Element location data
----------
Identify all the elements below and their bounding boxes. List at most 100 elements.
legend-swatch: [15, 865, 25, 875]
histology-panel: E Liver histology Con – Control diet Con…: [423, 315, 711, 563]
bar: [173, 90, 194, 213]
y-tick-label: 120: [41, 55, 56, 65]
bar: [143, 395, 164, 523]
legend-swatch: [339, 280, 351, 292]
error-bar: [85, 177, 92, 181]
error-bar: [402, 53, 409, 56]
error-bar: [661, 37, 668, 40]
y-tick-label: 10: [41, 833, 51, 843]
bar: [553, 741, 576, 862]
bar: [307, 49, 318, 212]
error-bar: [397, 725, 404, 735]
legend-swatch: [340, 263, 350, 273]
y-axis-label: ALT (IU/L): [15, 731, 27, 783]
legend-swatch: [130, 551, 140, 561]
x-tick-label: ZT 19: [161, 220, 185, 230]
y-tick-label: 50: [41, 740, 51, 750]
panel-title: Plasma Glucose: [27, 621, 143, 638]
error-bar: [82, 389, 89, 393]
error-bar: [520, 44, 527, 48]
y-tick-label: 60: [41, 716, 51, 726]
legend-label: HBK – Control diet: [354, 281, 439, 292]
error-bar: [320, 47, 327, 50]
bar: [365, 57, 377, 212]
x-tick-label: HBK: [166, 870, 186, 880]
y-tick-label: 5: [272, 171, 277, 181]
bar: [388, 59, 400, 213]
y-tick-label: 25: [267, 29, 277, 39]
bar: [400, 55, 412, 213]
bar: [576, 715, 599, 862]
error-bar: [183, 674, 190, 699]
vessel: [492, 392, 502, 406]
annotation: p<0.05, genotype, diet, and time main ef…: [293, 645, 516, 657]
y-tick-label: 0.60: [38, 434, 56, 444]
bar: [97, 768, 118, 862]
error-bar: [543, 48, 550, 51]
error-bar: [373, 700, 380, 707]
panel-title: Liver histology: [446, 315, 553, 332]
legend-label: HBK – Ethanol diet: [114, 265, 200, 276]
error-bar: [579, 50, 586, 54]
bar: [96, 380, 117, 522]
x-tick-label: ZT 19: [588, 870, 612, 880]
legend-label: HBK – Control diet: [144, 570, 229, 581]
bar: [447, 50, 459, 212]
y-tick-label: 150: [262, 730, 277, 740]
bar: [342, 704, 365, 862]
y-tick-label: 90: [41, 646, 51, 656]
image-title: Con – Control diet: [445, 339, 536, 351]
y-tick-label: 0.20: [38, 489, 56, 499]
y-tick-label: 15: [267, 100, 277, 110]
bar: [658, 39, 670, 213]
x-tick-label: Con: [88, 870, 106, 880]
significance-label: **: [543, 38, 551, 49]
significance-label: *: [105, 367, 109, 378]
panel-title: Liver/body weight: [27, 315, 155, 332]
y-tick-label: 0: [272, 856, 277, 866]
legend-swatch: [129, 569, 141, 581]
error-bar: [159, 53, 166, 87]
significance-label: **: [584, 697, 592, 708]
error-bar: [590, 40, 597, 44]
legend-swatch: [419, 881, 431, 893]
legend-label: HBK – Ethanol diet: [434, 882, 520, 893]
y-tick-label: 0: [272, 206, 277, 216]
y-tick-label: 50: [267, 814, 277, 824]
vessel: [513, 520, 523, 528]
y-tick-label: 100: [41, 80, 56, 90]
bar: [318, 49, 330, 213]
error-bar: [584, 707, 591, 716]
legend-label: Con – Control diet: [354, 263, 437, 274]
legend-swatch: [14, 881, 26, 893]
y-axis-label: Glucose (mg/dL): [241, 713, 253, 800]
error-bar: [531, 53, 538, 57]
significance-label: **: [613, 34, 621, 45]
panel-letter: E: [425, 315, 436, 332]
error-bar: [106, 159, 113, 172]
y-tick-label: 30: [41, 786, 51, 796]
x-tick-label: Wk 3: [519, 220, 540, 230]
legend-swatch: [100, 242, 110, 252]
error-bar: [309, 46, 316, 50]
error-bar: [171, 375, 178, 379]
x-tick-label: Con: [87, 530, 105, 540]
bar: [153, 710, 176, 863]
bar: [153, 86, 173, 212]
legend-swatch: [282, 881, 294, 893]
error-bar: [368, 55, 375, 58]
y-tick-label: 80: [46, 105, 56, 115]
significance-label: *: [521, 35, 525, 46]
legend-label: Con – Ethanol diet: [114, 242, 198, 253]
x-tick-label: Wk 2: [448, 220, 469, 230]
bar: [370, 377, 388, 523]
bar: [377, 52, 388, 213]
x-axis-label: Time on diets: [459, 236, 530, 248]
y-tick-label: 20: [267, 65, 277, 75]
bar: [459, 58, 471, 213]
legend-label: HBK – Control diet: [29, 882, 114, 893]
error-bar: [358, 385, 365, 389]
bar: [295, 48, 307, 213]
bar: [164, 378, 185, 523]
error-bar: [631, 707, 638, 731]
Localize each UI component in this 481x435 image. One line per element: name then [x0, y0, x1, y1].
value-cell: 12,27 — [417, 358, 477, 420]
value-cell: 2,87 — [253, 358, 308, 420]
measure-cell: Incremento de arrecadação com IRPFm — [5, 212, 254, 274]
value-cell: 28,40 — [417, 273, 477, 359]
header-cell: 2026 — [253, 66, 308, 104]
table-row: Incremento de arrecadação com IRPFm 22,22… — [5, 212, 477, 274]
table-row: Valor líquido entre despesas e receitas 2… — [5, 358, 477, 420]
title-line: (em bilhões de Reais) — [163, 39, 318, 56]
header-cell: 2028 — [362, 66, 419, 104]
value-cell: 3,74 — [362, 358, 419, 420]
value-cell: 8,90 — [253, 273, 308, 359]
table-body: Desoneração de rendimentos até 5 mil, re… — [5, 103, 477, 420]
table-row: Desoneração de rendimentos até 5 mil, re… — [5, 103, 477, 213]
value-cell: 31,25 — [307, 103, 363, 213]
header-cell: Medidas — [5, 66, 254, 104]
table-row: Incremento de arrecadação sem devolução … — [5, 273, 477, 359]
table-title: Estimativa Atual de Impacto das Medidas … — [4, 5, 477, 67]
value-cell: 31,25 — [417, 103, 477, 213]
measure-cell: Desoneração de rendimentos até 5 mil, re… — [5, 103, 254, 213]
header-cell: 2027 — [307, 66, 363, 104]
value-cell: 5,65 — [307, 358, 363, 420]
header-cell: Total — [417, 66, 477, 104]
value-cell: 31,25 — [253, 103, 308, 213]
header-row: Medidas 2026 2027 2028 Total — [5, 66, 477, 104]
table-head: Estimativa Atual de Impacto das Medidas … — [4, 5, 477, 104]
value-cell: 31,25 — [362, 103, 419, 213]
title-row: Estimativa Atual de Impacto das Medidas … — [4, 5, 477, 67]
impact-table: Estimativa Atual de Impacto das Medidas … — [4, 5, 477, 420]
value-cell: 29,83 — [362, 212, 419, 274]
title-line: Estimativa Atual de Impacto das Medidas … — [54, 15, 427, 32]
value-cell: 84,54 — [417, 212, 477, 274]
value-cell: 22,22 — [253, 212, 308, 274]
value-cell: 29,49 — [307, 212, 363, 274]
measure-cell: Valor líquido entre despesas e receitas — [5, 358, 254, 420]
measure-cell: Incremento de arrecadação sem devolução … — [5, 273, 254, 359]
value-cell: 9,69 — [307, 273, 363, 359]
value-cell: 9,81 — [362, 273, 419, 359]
----------
Aim -> Could you rewrite the listing above, changing each "error-bar" to "error-whisker" and leaving everything else as it is?

Completed exercise ->
Identify all the elements below and their bounding boxes. List at most 100 elements.
legend-swatch: [15, 865, 25, 875]
histology-panel: E Liver histology Con – Control diet Con…: [423, 315, 711, 563]
bar: [173, 90, 194, 213]
y-tick-label: 120: [41, 55, 56, 65]
bar: [143, 395, 164, 523]
legend-swatch: [339, 280, 351, 292]
error-whisker: [85, 177, 92, 181]
error-whisker: [402, 53, 409, 56]
error-whisker: [661, 37, 668, 40]
y-tick-label: 10: [41, 833, 51, 843]
bar: [553, 741, 576, 862]
bar: [307, 49, 318, 212]
error-whisker: [397, 725, 404, 735]
legend-swatch: [340, 263, 350, 273]
y-axis-label: ALT (IU/L): [15, 731, 27, 783]
legend-swatch: [130, 551, 140, 561]
x-tick-label: ZT 19: [161, 220, 185, 230]
y-tick-label: 50: [41, 740, 51, 750]
panel-title: Plasma Glucose: [27, 621, 143, 638]
error-whisker: [82, 389, 89, 393]
error-whisker: [520, 44, 527, 48]
y-tick-label: 60: [41, 716, 51, 726]
legend-label: HBK – Control diet: [354, 281, 439, 292]
error-whisker: [320, 47, 327, 50]
bar: [365, 57, 377, 212]
x-tick-label: HBK: [166, 870, 186, 880]
y-tick-label: 5: [272, 171, 277, 181]
bar: [388, 59, 400, 213]
y-tick-label: 25: [267, 29, 277, 39]
bar: [400, 55, 412, 213]
bar: [576, 715, 599, 862]
error-whisker: [183, 674, 190, 699]
vessel: [492, 392, 502, 406]
annotation: p<0.05, genotype, diet, and time main ef…: [293, 645, 516, 657]
y-tick-label: 0.60: [38, 434, 56, 444]
bar: [97, 768, 118, 862]
error-whisker: [543, 48, 550, 51]
error-whisker: [373, 700, 380, 707]
panel-title: Liver histology: [446, 315, 553, 332]
legend-label: HBK – Ethanol diet: [114, 265, 200, 276]
error-whisker: [579, 50, 586, 54]
bar: [96, 380, 117, 522]
x-tick-label: ZT 19: [588, 870, 612, 880]
legend-label: HBK – Control diet: [144, 570, 229, 581]
bar: [447, 50, 459, 212]
y-tick-label: 150: [262, 730, 277, 740]
bar: [342, 704, 365, 862]
y-tick-label: 90: [41, 646, 51, 656]
image-title: Con – Control diet: [445, 339, 536, 351]
y-tick-label: 0.20: [38, 489, 56, 499]
y-tick-label: 15: [267, 100, 277, 110]
bar: [658, 39, 670, 213]
x-tick-label: Con: [88, 870, 106, 880]
significance-label: **: [543, 38, 551, 49]
significance-label: *: [105, 367, 109, 378]
panel-title: Liver/body weight: [27, 315, 155, 332]
y-tick-label: 0: [272, 856, 277, 866]
legend-swatch: [129, 569, 141, 581]
error-whisker: [159, 53, 166, 87]
significance-label: **: [584, 697, 592, 708]
error-whisker: [590, 40, 597, 44]
legend-swatch: [419, 881, 431, 893]
legend-label: HBK – Ethanol diet: [434, 882, 520, 893]
y-tick-label: 0: [272, 206, 277, 216]
y-tick-label: 50: [267, 814, 277, 824]
vessel: [513, 520, 523, 528]
y-tick-label: 100: [41, 80, 56, 90]
bar: [318, 49, 330, 213]
error-whisker: [584, 707, 591, 716]
legend-label: Con – Control diet: [354, 263, 437, 274]
legend-swatch: [14, 881, 26, 893]
y-axis-label: Glucose (mg/dL): [241, 713, 253, 800]
error-whisker: [531, 53, 538, 57]
significance-label: **: [613, 34, 621, 45]
panel-letter: E: [425, 315, 436, 332]
error-whisker: [106, 159, 113, 172]
y-tick-label: 30: [41, 786, 51, 796]
x-tick-label: Wk 3: [519, 220, 540, 230]
legend-swatch: [100, 242, 110, 252]
error-whisker: [309, 46, 316, 50]
error-whisker: [171, 375, 178, 379]
x-tick-label: Con: [87, 530, 105, 540]
bar: [153, 710, 176, 863]
bar: [153, 86, 173, 212]
legend-swatch: [282, 881, 294, 893]
error-whisker: [368, 55, 375, 58]
y-tick-label: 80: [46, 105, 56, 115]
significance-label: *: [521, 35, 525, 46]
legend-label: Con – Ethanol diet: [114, 242, 198, 253]
x-tick-label: Wk 2: [448, 220, 469, 230]
bar: [370, 377, 388, 523]
bar: [377, 52, 388, 213]
x-axis-label: Time on diets: [459, 236, 530, 248]
y-tick-label: 20: [267, 65, 277, 75]
bar: [459, 58, 471, 213]
legend-label: HBK – Control diet: [29, 882, 114, 893]
error-whisker: [358, 385, 365, 389]
bar: [295, 48, 307, 213]
bar: [164, 378, 185, 523]
error-whisker: [631, 707, 638, 731]
Localize each UI component in this 481x435 image. One line per element: name then [x0, y0, x1, y1].
value-cell: 12,27 — [417, 358, 477, 420]
value-cell: 2,87 — [253, 358, 308, 420]
measure-cell: Incremento de arrecadação com IRPFm — [5, 212, 254, 274]
value-cell: 28,40 — [417, 273, 477, 359]
header-cell: 2026 — [253, 66, 308, 104]
table-row: Incremento de arrecadação com IRPFm 22,22… — [5, 212, 477, 274]
table-row: Valor líquido entre despesas e receitas 2… — [5, 358, 477, 420]
title-line: (em bilhões de Reais) — [163, 39, 318, 56]
header-cell: 2028 — [362, 66, 419, 104]
value-cell: 3,74 — [362, 358, 419, 420]
value-cell: 8,90 — [253, 273, 308, 359]
table-body: Desoneração de rendimentos até 5 mil, re… — [5, 103, 477, 420]
table-row: Desoneração de rendimentos até 5 mil, re… — [5, 103, 477, 213]
value-cell: 31,25 — [307, 103, 363, 213]
header-cell: Medidas — [5, 66, 254, 104]
table-row: Incremento de arrecadação sem devolução … — [5, 273, 477, 359]
table-title: Estimativa Atual de Impacto das Medidas … — [4, 5, 477, 67]
value-cell: 31,25 — [417, 103, 477, 213]
measure-cell: Desoneração de rendimentos até 5 mil, re… — [5, 103, 254, 213]
header-cell: 2027 — [307, 66, 363, 104]
value-cell: 5,65 — [307, 358, 363, 420]
header-cell: Total — [417, 66, 477, 104]
value-cell: 31,25 — [253, 103, 308, 213]
header-row: Medidas 2026 2027 2028 Total — [5, 66, 477, 104]
table-head: Estimativa Atual de Impacto das Medidas … — [4, 5, 477, 104]
value-cell: 31,25 — [362, 103, 419, 213]
title-row: Estimativa Atual de Impacto das Medidas … — [4, 5, 477, 67]
impact-table: Estimativa Atual de Impacto das Medidas … — [4, 5, 477, 420]
value-cell: 29,83 — [362, 212, 419, 274]
title-line: Estimativa Atual de Impacto das Medidas … — [54, 15, 427, 32]
value-cell: 84,54 — [417, 212, 477, 274]
value-cell: 22,22 — [253, 212, 308, 274]
value-cell: 29,49 — [307, 212, 363, 274]
measure-cell: Valor líquido entre despesas e receitas — [5, 358, 254, 420]
measure-cell: Incremento de arrecadação sem devolução … — [5, 273, 254, 359]
value-cell: 9,69 — [307, 273, 363, 359]
value-cell: 9,81 — [362, 273, 419, 359]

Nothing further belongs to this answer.